## Records for the exercise
******

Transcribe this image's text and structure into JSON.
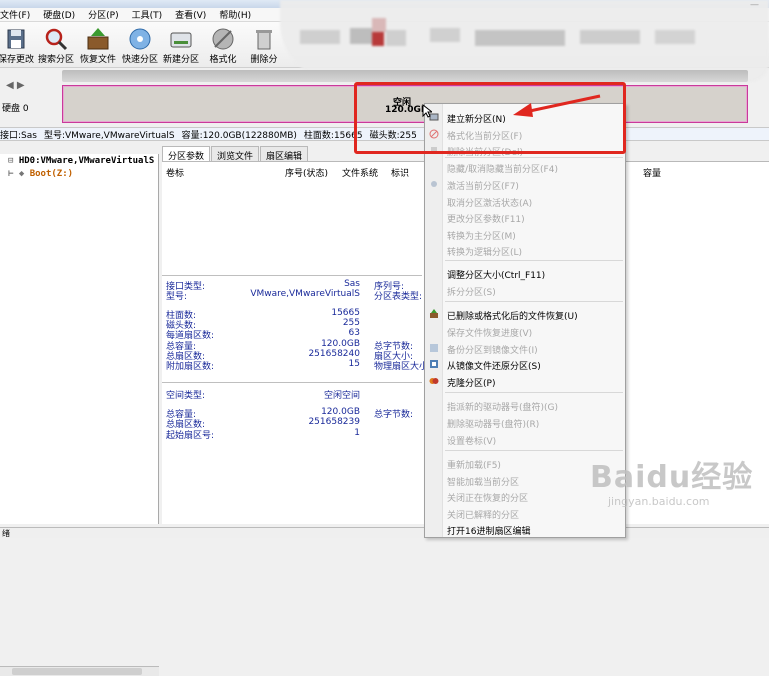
{
  "menubar": {
    "items": [
      "文件(F)",
      "硬盘(D)",
      "分区(P)",
      "工具(T)",
      "查看(V)",
      "帮助(H)"
    ]
  },
  "toolbar": {
    "buttons": [
      {
        "label": "保存更改",
        "icon": "save-icon"
      },
      {
        "label": "搜索分区",
        "icon": "search-icon"
      },
      {
        "label": "恢复文件",
        "icon": "restore-file-icon"
      },
      {
        "label": "快速分区",
        "icon": "quick-partition-icon"
      },
      {
        "label": "新建分区",
        "icon": "new-partition-icon"
      },
      {
        "label": "格式化",
        "icon": "format-icon"
      },
      {
        "label": "删除分",
        "icon": "delete-partition-icon"
      }
    ]
  },
  "disk_map": {
    "disk_label": "硬盘 0",
    "partition_label": "空闲",
    "partition_size": "120.0GB"
  },
  "infobar": {
    "items": [
      "接口:Sas",
      "型号:VMware,VMwareVirtualS",
      "容量:120.0GB(122880MB)",
      "柱面数:15665",
      "磁头数:255",
      "每道"
    ]
  },
  "tree": {
    "disk": "HD0:VMware,VMwareVirtualS",
    "partition": "Boot(Z:)"
  },
  "tabs": [
    "分区参数",
    "浏览文件",
    "扇区编辑"
  ],
  "columns": [
    "卷标",
    "序号(状态)",
    "文件系统",
    "标识",
    "容量"
  ],
  "props": {
    "group1": [
      {
        "label": "接口类型:",
        "value": "Sas",
        "label2": "序列号:"
      },
      {
        "label": "型号:",
        "value": "VMware,VMwareVirtualS",
        "label2": "分区表类型:"
      }
    ],
    "group2": [
      {
        "label": "柱面数:",
        "value": "15665",
        "label2": ""
      },
      {
        "label": "磁头数:",
        "value": "255",
        "label2": ""
      },
      {
        "label": "每道扇区数:",
        "value": "63",
        "label2": ""
      },
      {
        "label": "总容量:",
        "value": "120.0GB",
        "label2": "总字节数:"
      },
      {
        "label": "总扇区数:",
        "value": "251658240",
        "label2": "扇区大小:"
      },
      {
        "label": "附加扇区数:",
        "value": "15",
        "label2": "物理扇区大小:"
      }
    ],
    "group3": [
      {
        "label": "空间类型:",
        "value": "空闲空间",
        "label2": ""
      }
    ],
    "group4": [
      {
        "label": "总容量:",
        "value": "120.0GB",
        "label2": "总字节数:"
      },
      {
        "label": "总扇区数:",
        "value": "251658239",
        "label2": ""
      },
      {
        "label": "起始扇区号:",
        "value": "1",
        "label2": ""
      }
    ]
  },
  "context_menu": {
    "items": [
      {
        "label": "建立新分区(N)",
        "enabled": true
      },
      {
        "label": "格式化当前分区(F)",
        "enabled": false
      },
      {
        "label": "删除当前分区(Del)",
        "enabled": false
      },
      {
        "label": "隐藏/取消隐藏当前分区(F4)",
        "enabled": false
      },
      {
        "label": "激活当前分区(F7)",
        "enabled": false
      },
      {
        "label": "取消分区激活状态(A)",
        "enabled": false
      },
      {
        "label": "更改分区参数(F11)",
        "enabled": false
      },
      {
        "label": "转换为主分区(M)",
        "enabled": false
      },
      {
        "label": "转换为逻辑分区(L)",
        "enabled": false
      },
      {
        "label": "调整分区大小(Ctrl_F11)",
        "enabled": true
      },
      {
        "label": "拆分分区(S)",
        "enabled": false
      },
      {
        "label": "已删除或格式化后的文件恢复(U)",
        "enabled": true
      },
      {
        "label": "保存文件恢复进度(V)",
        "enabled": false
      },
      {
        "label": "备份分区到镜像文件(I)",
        "enabled": false
      },
      {
        "label": "从镜像文件还原分区(S)",
        "enabled": true
      },
      {
        "label": "克隆分区(P)",
        "enabled": true
      },
      {
        "label": "指派新的驱动器号(盘符)(G)",
        "enabled": false
      },
      {
        "label": "删除驱动器号(盘符)(R)",
        "enabled": false
      },
      {
        "label": "设置卷标(V)",
        "enabled": false
      },
      {
        "label": "重新加载(F5)",
        "enabled": false
      },
      {
        "label": "智能加载当前分区",
        "enabled": false
      },
      {
        "label": "关闭正在恢复的分区",
        "enabled": false
      },
      {
        "label": "关闭已解释的分区",
        "enabled": false
      },
      {
        "label": "打开16进制扇区编辑",
        "enabled": true
      }
    ]
  },
  "watermark": {
    "logo": "Baidu经验",
    "url": "jingyan.baidu.com"
  },
  "status": {
    "text": "绪"
  },
  "colors": {
    "highlight_box": "#e0271f",
    "partition_border": "#c93a9a",
    "disabled_text": "#a8a8a8",
    "prop_text": "#1a2a9a"
  }
}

******

## Goal
Reproduce the entries above word for word. Pictures stay out.

## Response to the exercise
Transcribe this image's text and structure into JSON.
{
  "menubar": {
    "items": [
      "文件(F)",
      "硬盘(D)",
      "分区(P)",
      "工具(T)",
      "查看(V)",
      "帮助(H)"
    ]
  },
  "toolbar": {
    "buttons": [
      {
        "label": "保存更改",
        "icon": "save-icon"
      },
      {
        "label": "搜索分区",
        "icon": "search-icon"
      },
      {
        "label": "恢复文件",
        "icon": "restore-file-icon"
      },
      {
        "label": "快速分区",
        "icon": "quick-partition-icon"
      },
      {
        "label": "新建分区",
        "icon": "new-partition-icon"
      },
      {
        "label": "格式化",
        "icon": "format-icon"
      },
      {
        "label": "删除分",
        "icon": "delete-partition-icon"
      }
    ]
  },
  "disk_map": {
    "disk_label": "硬盘 0",
    "partition_label": "空闲",
    "partition_size": "120.0GB"
  },
  "infobar": {
    "items": [
      "接口:Sas",
      "型号:VMware,VMwareVirtualS",
      "容量:120.0GB(122880MB)",
      "柱面数:15665",
      "磁头数:255",
      "每道"
    ]
  },
  "tree": {
    "disk": "HD0:VMware,VMwareVirtualS",
    "partition": "Boot(Z:)"
  },
  "tabs": [
    "分区参数",
    "浏览文件",
    "扇区编辑"
  ],
  "columns": [
    "卷标",
    "序号(状态)",
    "文件系统",
    "标识",
    "容量"
  ],
  "props": {
    "group1": [
      {
        "label": "接口类型:",
        "value": "Sas",
        "label2": "序列号:"
      },
      {
        "label": "型号:",
        "value": "VMware,VMwareVirtualS",
        "label2": "分区表类型:"
      }
    ],
    "group2": [
      {
        "label": "柱面数:",
        "value": "15665",
        "label2": ""
      },
      {
        "label": "磁头数:",
        "value": "255",
        "label2": ""
      },
      {
        "label": "每道扇区数:",
        "value": "63",
        "label2": ""
      },
      {
        "label": "总容量:",
        "value": "120.0GB",
        "label2": "总字节数:"
      },
      {
        "label": "总扇区数:",
        "value": "251658240",
        "label2": "扇区大小:"
      },
      {
        "label": "附加扇区数:",
        "value": "15",
        "label2": "物理扇区大小:"
      }
    ],
    "group3": [
      {
        "label": "空间类型:",
        "value": "空闲空间",
        "label2": ""
      }
    ],
    "group4": [
      {
        "label": "总容量:",
        "value": "120.0GB",
        "label2": "总字节数:"
      },
      {
        "label": "总扇区数:",
        "value": "251658239",
        "label2": ""
      },
      {
        "label": "起始扇区号:",
        "value": "1",
        "label2": ""
      }
    ]
  },
  "context_menu": {
    "items": [
      {
        "label": "建立新分区(N)",
        "enabled": true
      },
      {
        "label": "格式化当前分区(F)",
        "enabled": false
      },
      {
        "label": "删除当前分区(Del)",
        "enabled": false
      },
      {
        "label": "隐藏/取消隐藏当前分区(F4)",
        "enabled": false
      },
      {
        "label": "激活当前分区(F7)",
        "enabled": false
      },
      {
        "label": "取消分区激活状态(A)",
        "enabled": false
      },
      {
        "label": "更改分区参数(F11)",
        "enabled": false
      },
      {
        "label": "转换为主分区(M)",
        "enabled": false
      },
      {
        "label": "转换为逻辑分区(L)",
        "enabled": false
      },
      {
        "label": "调整分区大小(Ctrl_F11)",
        "enabled": true
      },
      {
        "label": "拆分分区(S)",
        "enabled": false
      },
      {
        "label": "已删除或格式化后的文件恢复(U)",
        "enabled": true
      },
      {
        "label": "保存文件恢复进度(V)",
        "enabled": false
      },
      {
        "label": "备份分区到镜像文件(I)",
        "enabled": false
      },
      {
        "label": "从镜像文件还原分区(S)",
        "enabled": true
      },
      {
        "label": "克隆分区(P)",
        "enabled": true
      },
      {
        "label": "指派新的驱动器号(盘符)(G)",
        "enabled": false
      },
      {
        "label": "删除驱动器号(盘符)(R)",
        "enabled": false
      },
      {
        "label": "设置卷标(V)",
        "enabled": false
      },
      {
        "label": "重新加载(F5)",
        "enabled": false
      },
      {
        "label": "智能加载当前分区",
        "enabled": false
      },
      {
        "label": "关闭正在恢复的分区",
        "enabled": false
      },
      {
        "label": "关闭已解释的分区",
        "enabled": false
      },
      {
        "label": "打开16进制扇区编辑",
        "enabled": true
      }
    ]
  },
  "watermark": {
    "logo": "Baidu经验",
    "url": "jingyan.baidu.com"
  },
  "status": {
    "text": "绪"
  },
  "colors": {
    "highlight_box": "#e0271f",
    "partition_border": "#c93a9a",
    "disabled_text": "#a8a8a8",
    "prop_text": "#1a2a9a"
  }
}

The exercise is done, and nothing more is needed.